Will you give every entry again exactly as it stands?

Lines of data
========================================================================
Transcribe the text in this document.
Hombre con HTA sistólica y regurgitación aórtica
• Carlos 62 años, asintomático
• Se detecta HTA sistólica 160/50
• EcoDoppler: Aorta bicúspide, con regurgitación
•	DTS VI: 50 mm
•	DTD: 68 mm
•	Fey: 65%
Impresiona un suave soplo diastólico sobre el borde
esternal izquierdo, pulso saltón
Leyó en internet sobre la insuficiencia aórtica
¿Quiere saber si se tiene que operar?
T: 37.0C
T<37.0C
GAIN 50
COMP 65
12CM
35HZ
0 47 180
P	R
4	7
========================================================================
-- Exercise result --
Transcribe the text in this document.
Hombre con HTA sistólica y regurgitación aórtica
• Carlos 62 años, asintomático
• Se detecta HTA sistólica 160/50
• EcoDoppler: Aorta bicúspide, con regurgitación
•	DTS VI: 50 mm
•	DTD: 68 mm
•	Fey: 65%
Impresiona un suave soplo diastólico sobre el borde
esternal izquierdo, pulso saltón
Leyó en internet sobre la insuficiencia aórtica
¿Quiere saber si se tiene que operar?
T: 37.0C
T<37.0C
GAIN 50
COMP 65
12CM
35HZ
0 47 180
P	R
4	7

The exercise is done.